Task prompt
Make a verbatim copy of the entries below; pictures stay out.

Data records
========
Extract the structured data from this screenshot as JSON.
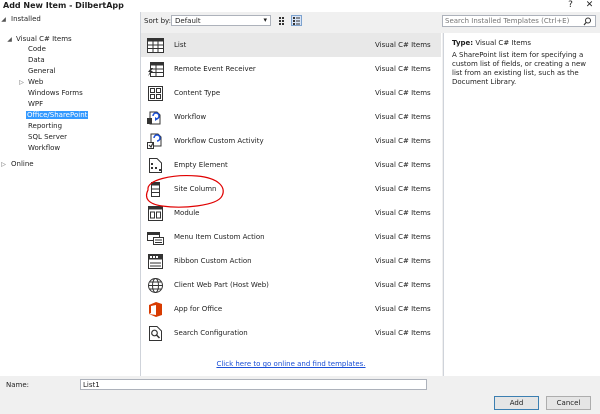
{
  "window": {
    "title": "Add New Item - DilbertApp",
    "help_label": "?",
    "close_label": "✕"
  },
  "tree": {
    "installed_label": "Installed",
    "root_label": "Visual C# Items",
    "children": [
      "Code",
      "Data",
      "General",
      "Web",
      "Windows Forms",
      "WPF",
      "Office/SharePoint",
      "Reporting",
      "SQL Server",
      "Workflow"
    ],
    "selected": "Office/SharePoint",
    "online_label": "Online"
  },
  "toolbar": {
    "sort_label": "Sort by:",
    "sort_value": "Default",
    "search_placeholder": "Search Installed Templates (Ctrl+E)"
  },
  "items": [
    {
      "name": "List",
      "category": "Visual C# Items",
      "icon": "list-icon"
    },
    {
      "name": "Remote Event Receiver",
      "category": "Visual C# Items",
      "icon": "remote-event-receiver-icon"
    },
    {
      "name": "Content Type",
      "category": "Visual C# Items",
      "icon": "content-type-icon"
    },
    {
      "name": "Workflow",
      "category": "Visual C# Items",
      "icon": "workflow-icon"
    },
    {
      "name": "Workflow Custom Activity",
      "category": "Visual C# Items",
      "icon": "workflow-activity-icon"
    },
    {
      "name": "Empty Element",
      "category": "Visual C# Items",
      "icon": "empty-element-icon"
    },
    {
      "name": "Site Column",
      "category": "Visual C# Items",
      "icon": "site-column-icon"
    },
    {
      "name": "Module",
      "category": "Visual C# Items",
      "icon": "module-icon"
    },
    {
      "name": "Menu Item Custom Action",
      "category": "Visual C# Items",
      "icon": "menu-action-icon"
    },
    {
      "name": "Ribbon Custom Action",
      "category": "Visual C# Items",
      "icon": "ribbon-action-icon"
    },
    {
      "name": "Client Web Part (Host Web)",
      "category": "Visual C# Items",
      "icon": "web-part-icon"
    },
    {
      "name": "App for Office",
      "category": "Visual C# Items",
      "icon": "office-app-icon"
    },
    {
      "name": "Search Configuration",
      "category": "Visual C# Items",
      "icon": "search-config-icon"
    }
  ],
  "selected_item": "List",
  "online_link": "Click here to go online and find templates.",
  "details": {
    "type_label": "Type:",
    "type_value": "Visual C# Items",
    "description": "A SharePoint list item for specifying a custom list of fields, or creating a new list from an existing list, such as the Document Library."
  },
  "footer": {
    "name_label": "Name:",
    "name_value": "List1",
    "add_label": "Add",
    "cancel_label": "Cancel"
  },
  "colors": {
    "selection": "#3399ff",
    "annotation": "#e00000",
    "link": "#1a4fd6",
    "office_orange": "#d83b01"
  }
}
========
Response to this task
Extract the structured data from this screenshot as JSON.
{
  "window": {
    "title": "Add New Item - DilbertApp",
    "help_label": "?",
    "close_label": "✕"
  },
  "tree": {
    "installed_label": "Installed",
    "root_label": "Visual C# Items",
    "children": [
      "Code",
      "Data",
      "General",
      "Web",
      "Windows Forms",
      "WPF",
      "Office/SharePoint",
      "Reporting",
      "SQL Server",
      "Workflow"
    ],
    "selected": "Office/SharePoint",
    "online_label": "Online"
  },
  "toolbar": {
    "sort_label": "Sort by:",
    "sort_value": "Default",
    "search_placeholder": "Search Installed Templates (Ctrl+E)"
  },
  "items": [
    {
      "name": "List",
      "category": "Visual C# Items",
      "icon": "list-icon"
    },
    {
      "name": "Remote Event Receiver",
      "category": "Visual C# Items",
      "icon": "remote-event-receiver-icon"
    },
    {
      "name": "Content Type",
      "category": "Visual C# Items",
      "icon": "content-type-icon"
    },
    {
      "name": "Workflow",
      "category": "Visual C# Items",
      "icon": "workflow-icon"
    },
    {
      "name": "Workflow Custom Activity",
      "category": "Visual C# Items",
      "icon": "workflow-activity-icon"
    },
    {
      "name": "Empty Element",
      "category": "Visual C# Items",
      "icon": "empty-element-icon"
    },
    {
      "name": "Site Column",
      "category": "Visual C# Items",
      "icon": "site-column-icon"
    },
    {
      "name": "Module",
      "category": "Visual C# Items",
      "icon": "module-icon"
    },
    {
      "name": "Menu Item Custom Action",
      "category": "Visual C# Items",
      "icon": "menu-action-icon"
    },
    {
      "name": "Ribbon Custom Action",
      "category": "Visual C# Items",
      "icon": "ribbon-action-icon"
    },
    {
      "name": "Client Web Part (Host Web)",
      "category": "Visual C# Items",
      "icon": "web-part-icon"
    },
    {
      "name": "App for Office",
      "category": "Visual C# Items",
      "icon": "office-app-icon"
    },
    {
      "name": "Search Configuration",
      "category": "Visual C# Items",
      "icon": "search-config-icon"
    }
  ],
  "selected_item": "List",
  "online_link": "Click here to go online and find templates.",
  "details": {
    "type_label": "Type:",
    "type_value": "Visual C# Items",
    "description": "A SharePoint list item for specifying a custom list of fields, or creating a new list from an existing list, such as the Document Library."
  },
  "footer": {
    "name_label": "Name:",
    "name_value": "List1",
    "add_label": "Add",
    "cancel_label": "Cancel"
  },
  "colors": {
    "selection": "#3399ff",
    "annotation": "#e00000",
    "link": "#1a4fd6",
    "office_orange": "#d83b01"
  }
}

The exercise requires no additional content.